Data items
•••••

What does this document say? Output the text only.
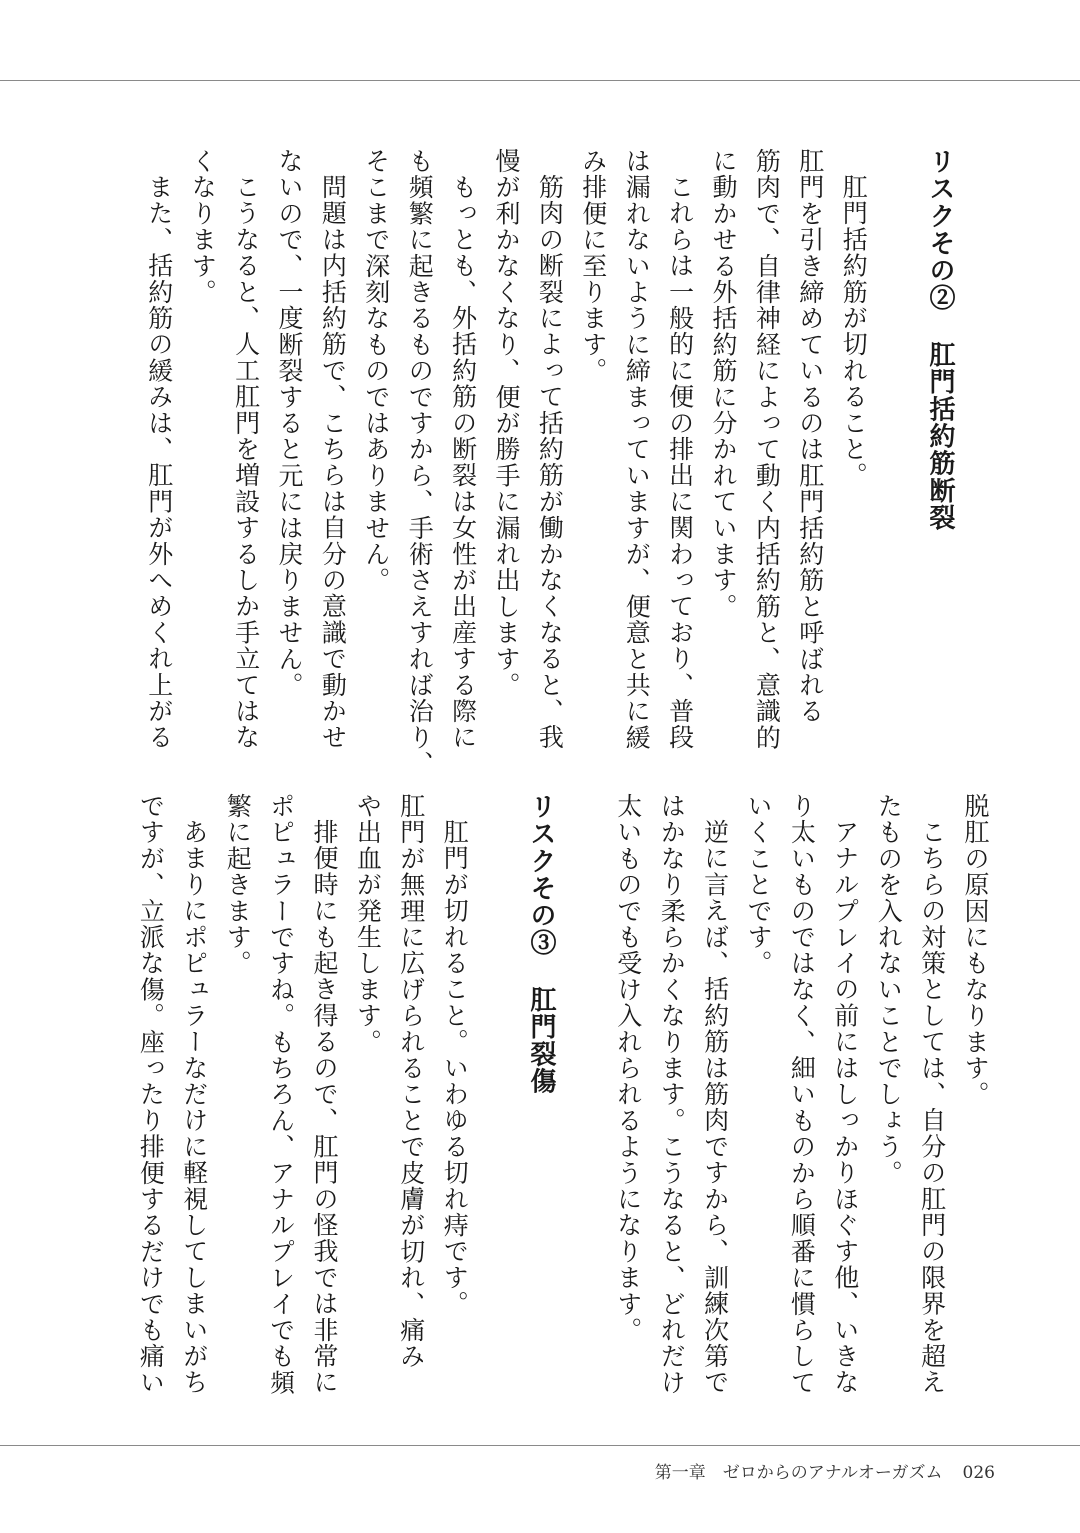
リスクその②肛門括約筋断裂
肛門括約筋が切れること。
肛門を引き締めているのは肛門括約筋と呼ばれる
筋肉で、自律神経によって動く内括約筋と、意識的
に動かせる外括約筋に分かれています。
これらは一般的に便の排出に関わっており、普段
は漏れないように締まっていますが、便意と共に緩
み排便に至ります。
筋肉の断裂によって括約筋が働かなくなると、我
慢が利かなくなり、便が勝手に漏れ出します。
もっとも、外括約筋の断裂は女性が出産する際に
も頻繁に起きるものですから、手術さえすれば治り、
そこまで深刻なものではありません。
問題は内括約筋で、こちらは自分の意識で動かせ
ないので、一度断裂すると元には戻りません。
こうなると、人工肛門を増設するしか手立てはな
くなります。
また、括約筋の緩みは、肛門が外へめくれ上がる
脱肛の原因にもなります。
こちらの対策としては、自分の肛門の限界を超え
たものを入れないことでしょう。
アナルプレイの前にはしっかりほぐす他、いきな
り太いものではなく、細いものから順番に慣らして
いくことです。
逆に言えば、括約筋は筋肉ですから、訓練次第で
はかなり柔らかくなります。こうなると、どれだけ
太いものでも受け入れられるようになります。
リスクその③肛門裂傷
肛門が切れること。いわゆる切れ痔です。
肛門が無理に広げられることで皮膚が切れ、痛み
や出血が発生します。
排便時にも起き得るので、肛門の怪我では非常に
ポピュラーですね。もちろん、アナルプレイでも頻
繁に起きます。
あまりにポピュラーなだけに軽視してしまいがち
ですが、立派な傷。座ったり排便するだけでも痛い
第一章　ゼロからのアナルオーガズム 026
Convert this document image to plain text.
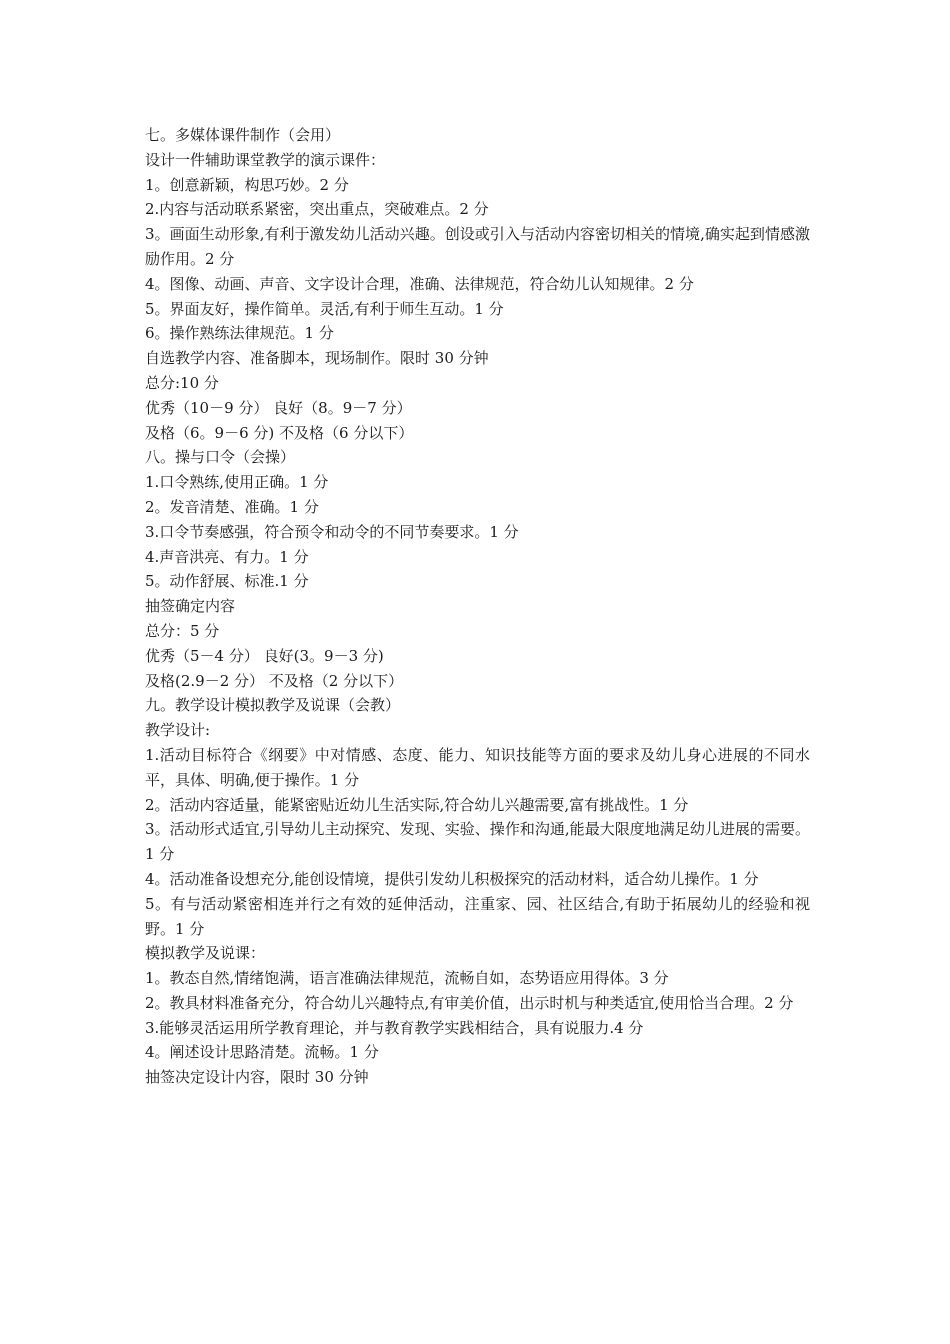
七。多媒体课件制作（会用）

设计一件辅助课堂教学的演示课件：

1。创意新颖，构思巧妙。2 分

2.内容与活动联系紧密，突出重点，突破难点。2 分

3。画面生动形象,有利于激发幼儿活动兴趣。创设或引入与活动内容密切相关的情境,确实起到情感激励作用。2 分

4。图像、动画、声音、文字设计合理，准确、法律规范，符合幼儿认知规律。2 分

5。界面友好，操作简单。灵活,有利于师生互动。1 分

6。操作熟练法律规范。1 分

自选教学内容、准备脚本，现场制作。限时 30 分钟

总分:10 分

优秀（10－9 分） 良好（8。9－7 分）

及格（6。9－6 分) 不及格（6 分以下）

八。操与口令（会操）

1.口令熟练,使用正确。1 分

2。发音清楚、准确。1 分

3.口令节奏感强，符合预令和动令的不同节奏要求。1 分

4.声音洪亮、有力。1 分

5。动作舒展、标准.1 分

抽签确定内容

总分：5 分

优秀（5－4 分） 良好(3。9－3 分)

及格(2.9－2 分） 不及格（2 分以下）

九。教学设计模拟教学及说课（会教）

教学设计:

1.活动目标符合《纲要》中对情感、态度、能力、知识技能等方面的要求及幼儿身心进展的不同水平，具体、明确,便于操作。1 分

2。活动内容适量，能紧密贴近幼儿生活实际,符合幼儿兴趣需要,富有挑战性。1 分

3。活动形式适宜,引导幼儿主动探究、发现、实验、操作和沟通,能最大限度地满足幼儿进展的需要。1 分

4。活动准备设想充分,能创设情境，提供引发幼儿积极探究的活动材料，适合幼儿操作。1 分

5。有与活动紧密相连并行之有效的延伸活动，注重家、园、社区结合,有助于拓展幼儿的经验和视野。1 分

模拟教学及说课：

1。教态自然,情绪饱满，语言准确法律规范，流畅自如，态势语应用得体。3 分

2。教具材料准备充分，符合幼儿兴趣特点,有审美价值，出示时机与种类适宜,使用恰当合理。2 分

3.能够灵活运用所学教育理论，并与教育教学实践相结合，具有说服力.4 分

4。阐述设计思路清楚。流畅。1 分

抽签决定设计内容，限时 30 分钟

•••••

#### TASK TO COMPLETE
All of the entries above should be copied exactly, except for the pictures.

#### COMPLETED TASK
What does this document say? Output the text only.
リスクその②肛門括約筋断裂
肛門括約筋が切れること。
肛門を引き締めているのは肛門括約筋と呼ばれる
筋肉で、自律神経によって動く内括約筋と、意識的
に動かせる外括約筋に分かれています。
これらは一般的に便の排出に関わっており、普段
は漏れないように締まっていますが、便意と共に緩
み排便に至ります。
筋肉の断裂によって括約筋が働かなくなると、我
慢が利かなくなり、便が勝手に漏れ出します。
もっとも、外括約筋の断裂は女性が出産する際に
も頻繁に起きるものですから、手術さえすれば治り、
そこまで深刻なものではありません。
問題は内括約筋で、こちらは自分の意識で動かせ
ないので、一度断裂すると元には戻りません。
こうなると、人工肛門を増設するしか手立てはな
くなります。
また、括約筋の緩みは、肛門が外へめくれ上がる
脱肛の原因にもなります。
こちらの対策としては、自分の肛門の限界を超え
たものを入れないことでしょう。
アナルプレイの前にはしっかりほぐす他、いきな
り太いものではなく、細いものから順番に慣らして
いくことです。
逆に言えば、括約筋は筋肉ですから、訓練次第で
はかなり柔らかくなります。こうなると、どれだけ
太いものでも受け入れられるようになります。
リスクその③肛門裂傷
肛門が切れること。いわゆる切れ痔です。
肛門が無理に広げられることで皮膚が切れ、痛み
や出血が発生します。
排便時にも起き得るので、肛門の怪我では非常に
ポピュラーですね。もちろん、アナルプレイでも頻
繁に起きます。
あまりにポピュラーなだけに軽視してしまいがち
ですが、立派な傷。座ったり排便するだけでも痛い
第一章　ゼロからのアナルオーガズム 026
Convert this document image to plain text.
七。多媒体课件制作（会用）

设计一件辅助课堂教学的演示课件：

1。创意新颖，构思巧妙。2 分

2.内容与活动联系紧密，突出重点，突破难点。2 分

3。画面生动形象,有利于激发幼儿活动兴趣。创设或引入与活动内容密切相关的情境,确实起到情感激励作用。2 分

4。图像、动画、声音、文字设计合理，准确、法律规范，符合幼儿认知规律。2 分

5。界面友好，操作简单。灵活,有利于师生互动。1 分

6。操作熟练法律规范。1 分

自选教学内容、准备脚本，现场制作。限时 30 分钟

总分:10 分

优秀（10－9 分） 良好（8。9－7 分）

及格（6。9－6 分) 不及格（6 分以下）

八。操与口令（会操）

1.口令熟练,使用正确。1 分

2。发音清楚、准确。1 分

3.口令节奏感强，符合预令和动令的不同节奏要求。1 分

4.声音洪亮、有力。1 分

5。动作舒展、标准.1 分

抽签确定内容

总分：5 分

优秀（5－4 分） 良好(3。9－3 分)

及格(2.9－2 分） 不及格（2 分以下）

九。教学设计模拟教学及说课（会教）

教学设计:

1.活动目标符合《纲要》中对情感、态度、能力、知识技能等方面的要求及幼儿身心进展的不同水平，具体、明确,便于操作。1 分

2。活动内容适量，能紧密贴近幼儿生活实际,符合幼儿兴趣需要,富有挑战性。1 分

3。活动形式适宜,引导幼儿主动探究、发现、实验、操作和沟通,能最大限度地满足幼儿进展的需要。1 分

4。活动准备设想充分,能创设情境，提供引发幼儿积极探究的活动材料，适合幼儿操作。1 分

5。有与活动紧密相连并行之有效的延伸活动，注重家、园、社区结合,有助于拓展幼儿的经验和视野。1 分

模拟教学及说课：

1。教态自然,情绪饱满，语言准确法律规范，流畅自如，态势语应用得体。3 分

2。教具材料准备充分，符合幼儿兴趣特点,有审美价值，出示时机与种类适宜,使用恰当合理。2 分

3.能够灵活运用所学教育理论，并与教育教学实践相结合，具有说服力.4 分

4。阐述设计思路清楚。流畅。1 分

抽签决定设计内容，限时 30 分钟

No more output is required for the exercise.